Requirement: Each entry below is to be duplicated verbatim.

--- Exercise input ---

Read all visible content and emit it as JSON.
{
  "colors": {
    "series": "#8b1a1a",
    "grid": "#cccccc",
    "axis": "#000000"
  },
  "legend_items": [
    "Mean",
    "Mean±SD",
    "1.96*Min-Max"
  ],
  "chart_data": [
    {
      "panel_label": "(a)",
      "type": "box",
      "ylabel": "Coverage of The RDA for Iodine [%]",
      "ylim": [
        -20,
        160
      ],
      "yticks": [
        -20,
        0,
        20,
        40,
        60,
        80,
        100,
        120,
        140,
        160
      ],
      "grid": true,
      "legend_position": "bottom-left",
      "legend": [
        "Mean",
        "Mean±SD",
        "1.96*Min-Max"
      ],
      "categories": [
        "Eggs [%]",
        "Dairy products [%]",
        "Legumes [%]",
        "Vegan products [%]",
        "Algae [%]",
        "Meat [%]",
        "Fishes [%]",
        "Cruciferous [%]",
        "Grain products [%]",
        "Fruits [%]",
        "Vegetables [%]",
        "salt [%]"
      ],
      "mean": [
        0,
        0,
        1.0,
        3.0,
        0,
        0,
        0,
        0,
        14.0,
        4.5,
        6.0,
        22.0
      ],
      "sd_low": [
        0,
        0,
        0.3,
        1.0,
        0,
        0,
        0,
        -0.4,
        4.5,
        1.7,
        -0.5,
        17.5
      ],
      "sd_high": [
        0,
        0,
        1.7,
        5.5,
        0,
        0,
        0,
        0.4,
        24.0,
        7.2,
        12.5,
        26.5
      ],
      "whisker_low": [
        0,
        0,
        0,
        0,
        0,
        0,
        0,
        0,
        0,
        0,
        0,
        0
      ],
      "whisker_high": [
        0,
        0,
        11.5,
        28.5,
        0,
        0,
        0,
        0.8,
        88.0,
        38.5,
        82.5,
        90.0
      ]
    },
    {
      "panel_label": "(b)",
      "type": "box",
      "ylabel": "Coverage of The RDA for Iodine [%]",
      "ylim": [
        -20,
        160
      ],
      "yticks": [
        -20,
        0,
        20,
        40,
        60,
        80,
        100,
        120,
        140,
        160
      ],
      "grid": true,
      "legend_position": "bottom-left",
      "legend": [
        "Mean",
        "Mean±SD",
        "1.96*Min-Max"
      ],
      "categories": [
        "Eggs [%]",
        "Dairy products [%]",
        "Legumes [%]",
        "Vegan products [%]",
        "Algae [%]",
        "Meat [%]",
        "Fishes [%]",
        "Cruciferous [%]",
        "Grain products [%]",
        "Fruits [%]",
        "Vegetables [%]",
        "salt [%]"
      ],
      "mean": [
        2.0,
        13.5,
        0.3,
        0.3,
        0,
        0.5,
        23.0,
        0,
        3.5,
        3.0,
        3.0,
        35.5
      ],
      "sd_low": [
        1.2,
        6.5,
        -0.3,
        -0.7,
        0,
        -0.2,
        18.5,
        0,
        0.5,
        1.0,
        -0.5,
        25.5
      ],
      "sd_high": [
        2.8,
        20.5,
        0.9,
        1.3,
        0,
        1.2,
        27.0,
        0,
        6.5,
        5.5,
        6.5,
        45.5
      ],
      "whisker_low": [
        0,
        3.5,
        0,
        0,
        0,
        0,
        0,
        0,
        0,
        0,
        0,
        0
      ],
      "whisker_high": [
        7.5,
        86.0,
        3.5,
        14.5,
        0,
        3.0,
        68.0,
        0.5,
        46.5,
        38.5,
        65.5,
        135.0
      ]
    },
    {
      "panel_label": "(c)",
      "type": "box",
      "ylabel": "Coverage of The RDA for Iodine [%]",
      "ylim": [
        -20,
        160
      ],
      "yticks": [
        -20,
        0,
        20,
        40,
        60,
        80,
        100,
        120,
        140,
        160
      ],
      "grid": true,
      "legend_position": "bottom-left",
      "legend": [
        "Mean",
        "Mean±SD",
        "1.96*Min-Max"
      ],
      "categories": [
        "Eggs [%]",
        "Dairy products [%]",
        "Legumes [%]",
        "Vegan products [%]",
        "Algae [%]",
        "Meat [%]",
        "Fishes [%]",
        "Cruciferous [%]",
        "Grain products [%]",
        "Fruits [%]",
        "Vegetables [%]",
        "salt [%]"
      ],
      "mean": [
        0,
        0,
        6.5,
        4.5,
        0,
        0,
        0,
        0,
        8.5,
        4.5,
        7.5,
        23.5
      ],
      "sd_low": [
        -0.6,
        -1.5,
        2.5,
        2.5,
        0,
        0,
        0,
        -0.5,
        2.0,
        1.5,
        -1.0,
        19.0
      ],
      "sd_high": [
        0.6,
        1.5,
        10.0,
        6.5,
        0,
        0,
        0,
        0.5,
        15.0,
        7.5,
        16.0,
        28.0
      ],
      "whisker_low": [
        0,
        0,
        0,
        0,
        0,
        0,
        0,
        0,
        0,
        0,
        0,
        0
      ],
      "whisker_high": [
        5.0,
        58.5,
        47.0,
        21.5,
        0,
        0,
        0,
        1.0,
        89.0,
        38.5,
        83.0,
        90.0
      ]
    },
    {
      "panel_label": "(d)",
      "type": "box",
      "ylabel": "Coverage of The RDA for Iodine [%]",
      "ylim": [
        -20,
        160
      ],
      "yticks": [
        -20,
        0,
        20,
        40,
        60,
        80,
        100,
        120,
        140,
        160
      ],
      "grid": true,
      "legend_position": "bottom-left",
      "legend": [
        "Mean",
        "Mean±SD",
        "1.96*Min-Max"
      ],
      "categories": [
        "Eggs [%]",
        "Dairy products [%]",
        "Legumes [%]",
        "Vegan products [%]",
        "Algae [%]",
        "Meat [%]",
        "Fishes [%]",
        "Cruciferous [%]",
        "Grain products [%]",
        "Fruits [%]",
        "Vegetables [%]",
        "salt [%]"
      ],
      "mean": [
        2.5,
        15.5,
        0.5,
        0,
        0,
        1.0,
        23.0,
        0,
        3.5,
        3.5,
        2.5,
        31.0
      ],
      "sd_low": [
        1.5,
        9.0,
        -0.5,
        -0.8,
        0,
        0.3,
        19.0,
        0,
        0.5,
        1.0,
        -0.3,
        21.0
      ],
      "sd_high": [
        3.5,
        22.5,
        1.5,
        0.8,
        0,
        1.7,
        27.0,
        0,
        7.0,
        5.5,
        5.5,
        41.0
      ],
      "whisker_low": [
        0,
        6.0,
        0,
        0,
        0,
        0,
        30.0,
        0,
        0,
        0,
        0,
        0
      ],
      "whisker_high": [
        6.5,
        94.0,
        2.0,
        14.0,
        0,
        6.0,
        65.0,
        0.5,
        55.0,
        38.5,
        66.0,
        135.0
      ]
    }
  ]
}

---

Complete answer:
Read all visible content and emit it as JSON.
{
  "colors": {
    "series": "#8b1a1a",
    "grid": "#cccccc",
    "axis": "#000000"
  },
  "legend_items": [
    "Mean",
    "Mean±SD",
    "1.96*Min-Max"
  ],
  "chart_data": [
    {
      "panel_label": "(a)",
      "type": "box",
      "ylabel": "Coverage of The RDA for Iodine [%]",
      "ylim": [
        -20,
        160
      ],
      "yticks": [
        -20,
        0,
        20,
        40,
        60,
        80,
        100,
        120,
        140,
        160
      ],
      "grid": true,
      "legend_position": "bottom-left",
      "legend": [
        "Mean",
        "Mean±SD",
        "1.96*Min-Max"
      ],
      "categories": [
        "Eggs [%]",
        "Dairy products [%]",
        "Legumes [%]",
        "Vegan products [%]",
        "Algae [%]",
        "Meat [%]",
        "Fishes [%]",
        "Cruciferous [%]",
        "Grain products [%]",
        "Fruits [%]",
        "Vegetables [%]",
        "salt [%]"
      ],
      "mean": [
        0,
        0,
        1.0,
        3.0,
        0,
        0,
        0,
        0,
        14.0,
        4.5,
        6.0,
        22.0
      ],
      "sd_low": [
        0,
        0,
        0.3,
        1.0,
        0,
        0,
        0,
        -0.4,
        4.5,
        1.7,
        -0.5,
        17.5
      ],
      "sd_high": [
        0,
        0,
        1.7,
        5.5,
        0,
        0,
        0,
        0.4,
        24.0,
        7.2,
        12.5,
        26.5
      ],
      "whisker_low": [
        0,
        0,
        0,
        0,
        0,
        0,
        0,
        0,
        0,
        0,
        0,
        0
      ],
      "whisker_high": [
        0,
        0,
        11.5,
        28.5,
        0,
        0,
        0,
        0.8,
        88.0,
        38.5,
        82.5,
        90.0
      ]
    },
    {
      "panel_label": "(b)",
      "type": "box",
      "ylabel": "Coverage of The RDA for Iodine [%]",
      "ylim": [
        -20,
        160
      ],
      "yticks": [
        -20,
        0,
        20,
        40,
        60,
        80,
        100,
        120,
        140,
        160
      ],
      "grid": true,
      "legend_position": "bottom-left",
      "legend": [
        "Mean",
        "Mean±SD",
        "1.96*Min-Max"
      ],
      "categories": [
        "Eggs [%]",
        "Dairy products [%]",
        "Legumes [%]",
        "Vegan products [%]",
        "Algae [%]",
        "Meat [%]",
        "Fishes [%]",
        "Cruciferous [%]",
        "Grain products [%]",
        "Fruits [%]",
        "Vegetables [%]",
        "salt [%]"
      ],
      "mean": [
        2.0,
        13.5,
        0.3,
        0.3,
        0,
        0.5,
        23.0,
        0,
        3.5,
        3.0,
        3.0,
        35.5
      ],
      "sd_low": [
        1.2,
        6.5,
        -0.3,
        -0.7,
        0,
        -0.2,
        18.5,
        0,
        0.5,
        1.0,
        -0.5,
        25.5
      ],
      "sd_high": [
        2.8,
        20.5,
        0.9,
        1.3,
        0,
        1.2,
        27.0,
        0,
        6.5,
        5.5,
        6.5,
        45.5
      ],
      "whisker_low": [
        0,
        3.5,
        0,
        0,
        0,
        0,
        0,
        0,
        0,
        0,
        0,
        0
      ],
      "whisker_high": [
        7.5,
        86.0,
        3.5,
        14.5,
        0,
        3.0,
        68.0,
        0.5,
        46.5,
        38.5,
        65.5,
        135.0
      ]
    },
    {
      "panel_label": "(c)",
      "type": "box",
      "ylabel": "Coverage of The RDA for Iodine [%]",
      "ylim": [
        -20,
        160
      ],
      "yticks": [
        -20,
        0,
        20,
        40,
        60,
        80,
        100,
        120,
        140,
        160
      ],
      "grid": true,
      "legend_position": "bottom-left",
      "legend": [
        "Mean",
        "Mean±SD",
        "1.96*Min-Max"
      ],
      "categories": [
        "Eggs [%]",
        "Dairy products [%]",
        "Legumes [%]",
        "Vegan products [%]",
        "Algae [%]",
        "Meat [%]",
        "Fishes [%]",
        "Cruciferous [%]",
        "Grain products [%]",
        "Fruits [%]",
        "Vegetables [%]",
        "salt [%]"
      ],
      "mean": [
        0,
        0,
        6.5,
        4.5,
        0,
        0,
        0,
        0,
        8.5,
        4.5,
        7.5,
        23.5
      ],
      "sd_low": [
        -0.6,
        -1.5,
        2.5,
        2.5,
        0,
        0,
        0,
        -0.5,
        2.0,
        1.5,
        -1.0,
        19.0
      ],
      "sd_high": [
        0.6,
        1.5,
        10.0,
        6.5,
        0,
        0,
        0,
        0.5,
        15.0,
        7.5,
        16.0,
        28.0
      ],
      "whisker_low": [
        0,
        0,
        0,
        0,
        0,
        0,
        0,
        0,
        0,
        0,
        0,
        0
      ],
      "whisker_high": [
        5.0,
        58.5,
        47.0,
        21.5,
        0,
        0,
        0,
        1.0,
        89.0,
        38.5,
        83.0,
        90.0
      ]
    },
    {
      "panel_label": "(d)",
      "type": "box",
      "ylabel": "Coverage of The RDA for Iodine [%]",
      "ylim": [
        -20,
        160
      ],
      "yticks": [
        -20,
        0,
        20,
        40,
        60,
        80,
        100,
        120,
        140,
        160
      ],
      "grid": true,
      "legend_position": "bottom-left",
      "legend": [
        "Mean",
        "Mean±SD",
        "1.96*Min-Max"
      ],
      "categories": [
        "Eggs [%]",
        "Dairy products [%]",
        "Legumes [%]",
        "Vegan products [%]",
        "Algae [%]",
        "Meat [%]",
        "Fishes [%]",
        "Cruciferous [%]",
        "Grain products [%]",
        "Fruits [%]",
        "Vegetables [%]",
        "salt [%]"
      ],
      "mean": [
        2.5,
        15.5,
        0.5,
        0,
        0,
        1.0,
        23.0,
        0,
        3.5,
        3.5,
        2.5,
        31.0
      ],
      "sd_low": [
        1.5,
        9.0,
        -0.5,
        -0.8,
        0,
        0.3,
        19.0,
        0,
        0.5,
        1.0,
        -0.3,
        21.0
      ],
      "sd_high": [
        3.5,
        22.5,
        1.5,
        0.8,
        0,
        1.7,
        27.0,
        0,
        7.0,
        5.5,
        5.5,
        41.0
      ],
      "whisker_low": [
        0,
        6.0,
        0,
        0,
        0,
        0,
        30.0,
        0,
        0,
        0,
        0,
        0
      ],
      "whisker_high": [
        6.5,
        94.0,
        2.0,
        14.0,
        0,
        6.0,
        65.0,
        0.5,
        55.0,
        38.5,
        66.0,
        135.0
      ]
    }
  ]
}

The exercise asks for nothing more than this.